● GIVEN EXERCISE:
Copy out verbatim every line from the one containing "measure-tool[interactable] — [6, 330, 38, 360]" through the one containing "interval-button[interactable]: 1h —", including both of those lines.

Coordinate annotation items:
^^^^^^^^^^^^^^^^

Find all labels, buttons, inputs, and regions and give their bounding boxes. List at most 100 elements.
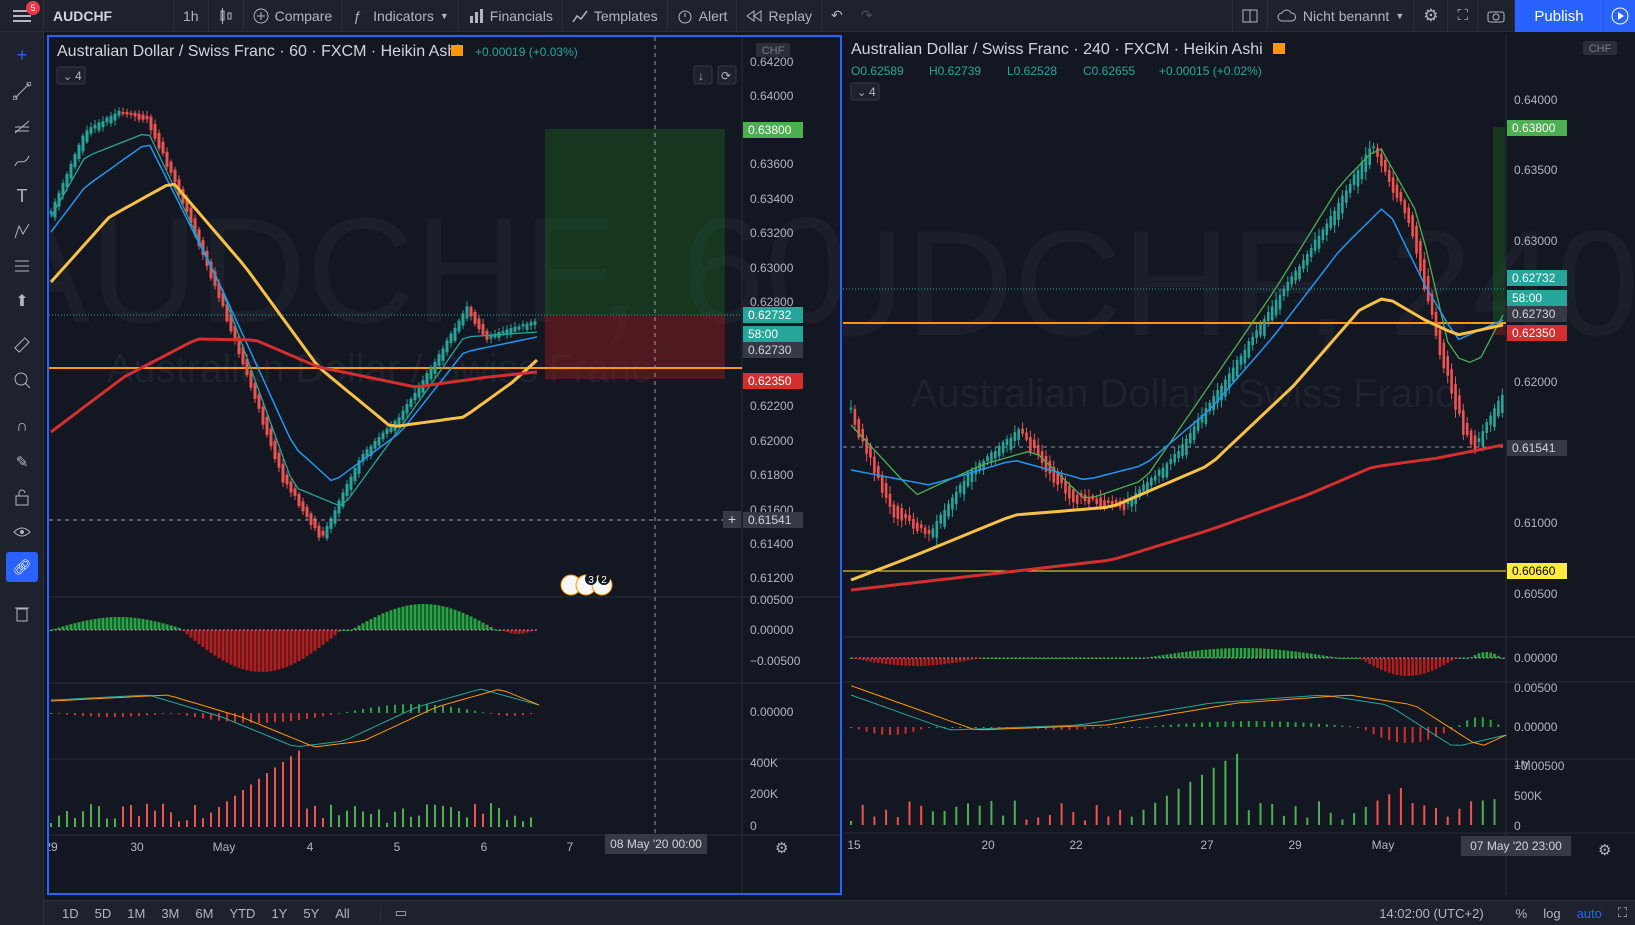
measure-tool[interactable] — [6, 330, 38, 360]
pitchfork-icon — [14, 120, 30, 134]
macd-bar — [1255, 721, 1258, 727]
left-chart-canvas[interactable]: AUDCHF, 60 Australian Dollar / Swiss Fra… — [49, 37, 840, 893]
text-tool[interactable]: T — [6, 181, 38, 211]
replay-button[interactable]: Replay — [737, 0, 823, 32]
range-all[interactable]: All — [335, 905, 350, 921]
flag-icon[interactable] — [1273, 43, 1285, 54]
prediction-tool[interactable] — [6, 251, 38, 281]
volume-bar — [1247, 810, 1250, 825]
range-6m[interactable]: 6M — [195, 905, 214, 921]
financials-button[interactable]: Financials — [459, 0, 563, 32]
fullscreen-button[interactable]: ⛶ — [1448, 0, 1478, 32]
candle — [1337, 202, 1340, 220]
zoom-tool[interactable] — [6, 365, 38, 395]
sync-drawings-tool[interactable]: 🔗︎ — [6, 552, 38, 582]
chart-style-button[interactable] — [209, 0, 244, 32]
candle — [381, 432, 385, 440]
candle — [1493, 408, 1496, 428]
hide-drawings-tool[interactable] — [6, 517, 38, 547]
macd-bar — [920, 727, 923, 730]
compare-button[interactable]: Compare — [244, 0, 343, 32]
crosshair-tool[interactable]: + — [6, 40, 38, 70]
remove-drawings-tool[interactable] — [6, 598, 38, 628]
range-ytd[interactable]: YTD — [229, 905, 256, 921]
histogram-bar — [301, 630, 305, 659]
save-layout-button[interactable]: Nicht benannt ▼ — [1268, 0, 1415, 32]
histogram-bar — [165, 624, 169, 630]
candle — [505, 329, 509, 335]
price-axis[interactable]: 0.64000 0.63500 0.63000 0.62000 0.61000 0.605… — [1507, 93, 1567, 833]
goto-date-button[interactable]: ▭ — [379, 905, 415, 921]
crosshair-add-button[interactable] — [723, 511, 741, 528]
histogram-bar — [955, 658, 958, 663]
volume-bar — [1411, 803, 1414, 825]
interval-button[interactable]: 1h — [174, 0, 209, 32]
right-chart-canvas[interactable]: AUDCHF, 240 Australian Dollar / Swiss Fr… — [843, 35, 1635, 895]
price-axis[interactable]: 0.64200 0.64000 0.63800 0.63600 0.63400 0.632… — [743, 55, 803, 833]
event-markers[interactable]: 3 2 — [560, 573, 613, 596]
range-1d[interactable]: 1D — [62, 905, 79, 921]
icon-tool[interactable]: ⬆ — [6, 286, 38, 316]
symbol-search[interactable]: AUDCHF — [44, 0, 174, 32]
candle — [1438, 329, 1442, 356]
range-1m[interactable]: 1M — [127, 905, 146, 921]
volume-bar — [522, 821, 524, 827]
auto-toggle[interactable]: auto — [1576, 905, 1602, 921]
right-chart-pane[interactable]: AUDCHF, 240 Australian Dollar / Swiss Fr… — [843, 35, 1635, 895]
fib-tool[interactable] — [6, 111, 38, 141]
play-button[interactable] — [1603, 0, 1635, 32]
fullscreen-icon[interactable]: ⛶ — [1617, 905, 1627, 920]
pattern-tool[interactable] — [6, 216, 38, 246]
histogram-bar — [469, 616, 473, 630]
price-label — [743, 342, 803, 358]
volume-bar — [98, 806, 100, 827]
reset-chart-button[interactable] — [717, 65, 737, 85]
candle — [923, 527, 927, 535]
magnet-tool[interactable]: ∩ — [6, 412, 38, 442]
lock-tool[interactable] — [6, 482, 38, 512]
histogram-bar — [81, 621, 85, 630]
volume-bar — [931, 811, 934, 825]
histogram-bar — [97, 618, 101, 630]
indicator-toggle[interactable] — [850, 82, 880, 101]
log-toggle[interactable]: log — [1543, 905, 1561, 921]
brush-tool[interactable] — [6, 146, 38, 176]
gear-icon[interactable]: ⚙ — [1598, 842, 1611, 859]
crosshair-time-label — [605, 834, 707, 854]
percent-toggle[interactable]: % — [1515, 905, 1528, 921]
redo-button[interactable]: ↷ — [852, 0, 882, 32]
left-chart-pane[interactable]: AUDCHF, 60 Australian Dollar / Swiss Fra… — [47, 35, 842, 895]
range-5d[interactable]: 5D — [94, 905, 112, 921]
layout-button[interactable] — [1231, 0, 1268, 32]
undo-button[interactable]: ↶ — [822, 0, 852, 32]
templates-button[interactable]: Templates — [563, 0, 668, 32]
flag-icon[interactable] — [451, 45, 463, 56]
histogram-bar — [273, 630, 277, 671]
candle — [1317, 235, 1321, 249]
time-axis[interactable]: 2930May45678 — [49, 840, 659, 854]
settings-button[interactable]: ⚙ — [1414, 0, 1449, 32]
candle — [853, 408, 857, 425]
histogram-bar — [1247, 648, 1251, 658]
gear-icon[interactable]: ⚙ — [775, 840, 788, 857]
menu-button[interactable]: 5 — [0, 0, 44, 32]
macd-bar — [1294, 722, 1297, 727]
candle — [521, 324, 525, 327]
alert-button[interactable]: Alert — [668, 0, 738, 32]
candle — [986, 456, 989, 462]
range-1y[interactable]: 1Y — [271, 905, 288, 921]
volume-histogram — [850, 753, 1496, 825]
time-axis[interactable]: 15 20 22 27 29 May — [847, 838, 1394, 852]
snapshot-button[interactable] — [1478, 0, 1515, 32]
stay-drawing-tool[interactable]: ✎ — [6, 447, 38, 477]
clock[interactable]: 14:02:00 (UTC+2) — [1379, 905, 1484, 921]
volume-bar — [1364, 806, 1367, 825]
range-3m[interactable]: 3M — [161, 905, 180, 921]
trendline-tool[interactable] — [6, 76, 38, 106]
range-5y[interactable]: 5Y — [303, 905, 320, 921]
indicator-toggle[interactable] — [56, 66, 86, 85]
indicators-button[interactable]: ƒ Indicators ▼ — [342, 0, 459, 32]
histogram-bar — [1150, 656, 1153, 658]
scroll-to-end-button[interactable] — [693, 65, 713, 85]
publish-button[interactable]: Publish — [1515, 0, 1603, 32]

^^^^^^^^^^^^^^^^

● SOLUTION TO THIS TASK:
measure-tool[interactable] — [6, 330, 38, 360]
pitchfork-icon — [14, 120, 30, 134]
macd-bar — [1255, 721, 1258, 727]
left-chart-canvas[interactable]: AUDCHF, 60 Australian Dollar / Swiss Fra… — [49, 37, 840, 893]
text-tool[interactable]: T — [6, 181, 38, 211]
replay-button[interactable]: Replay — [737, 0, 823, 32]
range-all[interactable]: All — [335, 905, 350, 921]
flag-icon[interactable] — [1273, 43, 1285, 54]
prediction-tool[interactable] — [6, 251, 38, 281]
volume-bar — [1247, 810, 1250, 825]
range-6m[interactable]: 6M — [195, 905, 214, 921]
financials-button[interactable]: Financials — [459, 0, 563, 32]
fullscreen-button[interactable]: ⛶ — [1448, 0, 1478, 32]
candle — [1337, 202, 1340, 220]
zoom-tool[interactable] — [6, 365, 38, 395]
sync-drawings-tool[interactable]: 🔗︎ — [6, 552, 38, 582]
chart-style-button[interactable] — [209, 0, 244, 32]
candle — [381, 432, 385, 440]
candle — [1493, 408, 1496, 428]
hide-drawings-tool[interactable] — [6, 517, 38, 547]
macd-bar — [920, 727, 923, 730]
compare-button[interactable]: Compare — [244, 0, 343, 32]
crosshair-tool[interactable]: + — [6, 40, 38, 70]
remove-drawings-tool[interactable] — [6, 598, 38, 628]
range-ytd[interactable]: YTD — [229, 905, 256, 921]
histogram-bar — [301, 630, 305, 659]
save-layout-button[interactable]: Nicht benannt ▼ — [1268, 0, 1415, 32]
histogram-bar — [165, 624, 169, 630]
candle — [505, 329, 509, 335]
price-axis[interactable]: 0.64000 0.63500 0.63000 0.62000 0.61000 0.605… — [1507, 93, 1567, 833]
goto-date-button[interactable]: ▭ — [379, 905, 415, 921]
crosshair-add-button[interactable] — [723, 511, 741, 528]
histogram-bar — [955, 658, 958, 663]
volume-bar — [1411, 803, 1414, 825]
interval-button[interactable]: 1h — [174, 0, 209, 32]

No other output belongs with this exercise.